#### [TASK GOAL]
Drop the pictures, then extract the listing word for word.

Figure data in JSON:
--

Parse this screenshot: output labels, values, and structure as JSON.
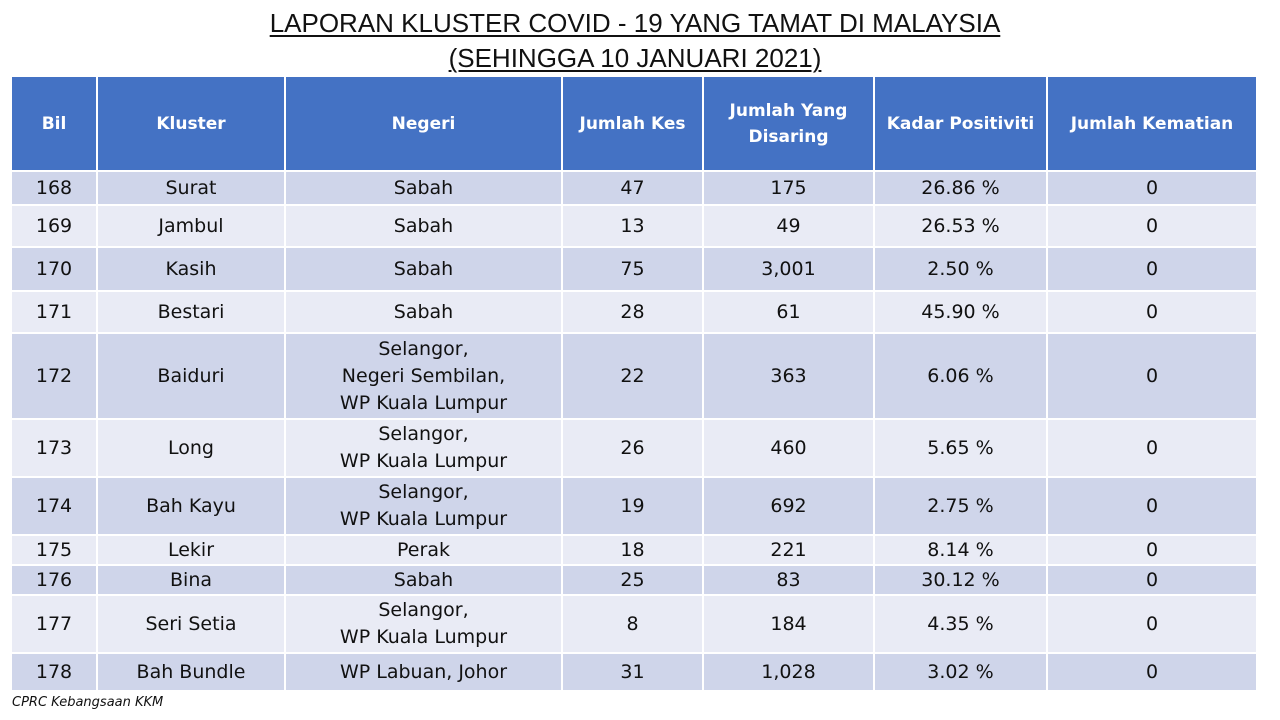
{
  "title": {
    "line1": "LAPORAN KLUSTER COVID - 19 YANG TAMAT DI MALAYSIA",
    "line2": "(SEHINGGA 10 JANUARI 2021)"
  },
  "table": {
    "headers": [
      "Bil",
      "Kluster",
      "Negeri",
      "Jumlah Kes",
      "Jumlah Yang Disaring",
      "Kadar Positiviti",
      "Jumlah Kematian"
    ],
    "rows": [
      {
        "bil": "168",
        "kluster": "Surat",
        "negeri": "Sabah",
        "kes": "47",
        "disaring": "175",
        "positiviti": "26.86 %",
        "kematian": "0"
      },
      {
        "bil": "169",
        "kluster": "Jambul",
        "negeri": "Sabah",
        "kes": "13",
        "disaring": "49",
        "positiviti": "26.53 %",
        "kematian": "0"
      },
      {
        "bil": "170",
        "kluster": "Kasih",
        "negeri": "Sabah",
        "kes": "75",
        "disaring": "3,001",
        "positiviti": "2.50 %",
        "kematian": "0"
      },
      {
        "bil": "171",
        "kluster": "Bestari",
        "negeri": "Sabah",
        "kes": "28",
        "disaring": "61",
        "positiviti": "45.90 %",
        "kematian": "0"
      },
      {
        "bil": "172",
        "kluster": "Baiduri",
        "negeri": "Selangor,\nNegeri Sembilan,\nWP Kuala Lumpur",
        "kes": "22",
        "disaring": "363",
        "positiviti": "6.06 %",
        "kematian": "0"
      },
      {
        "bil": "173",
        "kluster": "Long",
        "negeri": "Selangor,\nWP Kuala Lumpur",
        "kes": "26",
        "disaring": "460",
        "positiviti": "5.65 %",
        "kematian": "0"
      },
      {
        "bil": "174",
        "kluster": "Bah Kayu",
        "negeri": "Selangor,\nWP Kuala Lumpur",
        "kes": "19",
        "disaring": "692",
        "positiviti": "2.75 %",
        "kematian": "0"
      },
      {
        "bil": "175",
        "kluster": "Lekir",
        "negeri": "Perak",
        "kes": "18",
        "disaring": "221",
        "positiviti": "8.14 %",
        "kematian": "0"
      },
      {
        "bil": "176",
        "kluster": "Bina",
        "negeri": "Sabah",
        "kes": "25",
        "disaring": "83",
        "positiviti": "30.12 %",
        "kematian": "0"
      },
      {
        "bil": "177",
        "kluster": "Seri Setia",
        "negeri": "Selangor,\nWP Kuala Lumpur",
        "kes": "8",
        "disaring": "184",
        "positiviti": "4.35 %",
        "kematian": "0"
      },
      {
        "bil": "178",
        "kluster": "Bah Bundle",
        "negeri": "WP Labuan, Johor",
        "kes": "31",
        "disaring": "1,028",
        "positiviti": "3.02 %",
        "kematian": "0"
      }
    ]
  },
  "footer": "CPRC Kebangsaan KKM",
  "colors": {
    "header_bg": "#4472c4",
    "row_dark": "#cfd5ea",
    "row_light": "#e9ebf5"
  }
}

--

#### [TASK ANSWER]
Parse this screenshot: output labels, values, and structure as JSON.
{
  "title": {
    "line1": "LAPORAN KLUSTER COVID - 19 YANG TAMAT DI MALAYSIA",
    "line2": "(SEHINGGA 10 JANUARI 2021)"
  },
  "table": {
    "headers": [
      "Bil",
      "Kluster",
      "Negeri",
      "Jumlah Kes",
      "Jumlah Yang Disaring",
      "Kadar Positiviti",
      "Jumlah Kematian"
    ],
    "rows": [
      {
        "bil": "168",
        "kluster": "Surat",
        "negeri": "Sabah",
        "kes": "47",
        "disaring": "175",
        "positiviti": "26.86 %",
        "kematian": "0"
      },
      {
        "bil": "169",
        "kluster": "Jambul",
        "negeri": "Sabah",
        "kes": "13",
        "disaring": "49",
        "positiviti": "26.53 %",
        "kematian": "0"
      },
      {
        "bil": "170",
        "kluster": "Kasih",
        "negeri": "Sabah",
        "kes": "75",
        "disaring": "3,001",
        "positiviti": "2.50 %",
        "kematian": "0"
      },
      {
        "bil": "171",
        "kluster": "Bestari",
        "negeri": "Sabah",
        "kes": "28",
        "disaring": "61",
        "positiviti": "45.90 %",
        "kematian": "0"
      },
      {
        "bil": "172",
        "kluster": "Baiduri",
        "negeri": "Selangor,\nNegeri Sembilan,\nWP Kuala Lumpur",
        "kes": "22",
        "disaring": "363",
        "positiviti": "6.06 %",
        "kematian": "0"
      },
      {
        "bil": "173",
        "kluster": "Long",
        "negeri": "Selangor,\nWP Kuala Lumpur",
        "kes": "26",
        "disaring": "460",
        "positiviti": "5.65 %",
        "kematian": "0"
      },
      {
        "bil": "174",
        "kluster": "Bah Kayu",
        "negeri": "Selangor,\nWP Kuala Lumpur",
        "kes": "19",
        "disaring": "692",
        "positiviti": "2.75 %",
        "kematian": "0"
      },
      {
        "bil": "175",
        "kluster": "Lekir",
        "negeri": "Perak",
        "kes": "18",
        "disaring": "221",
        "positiviti": "8.14 %",
        "kematian": "0"
      },
      {
        "bil": "176",
        "kluster": "Bina",
        "negeri": "Sabah",
        "kes": "25",
        "disaring": "83",
        "positiviti": "30.12 %",
        "kematian": "0"
      },
      {
        "bil": "177",
        "kluster": "Seri Setia",
        "negeri": "Selangor,\nWP Kuala Lumpur",
        "kes": "8",
        "disaring": "184",
        "positiviti": "4.35 %",
        "kematian": "0"
      },
      {
        "bil": "178",
        "kluster": "Bah Bundle",
        "negeri": "WP Labuan, Johor",
        "kes": "31",
        "disaring": "1,028",
        "positiviti": "3.02 %",
        "kematian": "0"
      }
    ]
  },
  "footer": "CPRC Kebangsaan KKM",
  "colors": {
    "header_bg": "#4472c4",
    "row_dark": "#cfd5ea",
    "row_light": "#e9ebf5"
  }
}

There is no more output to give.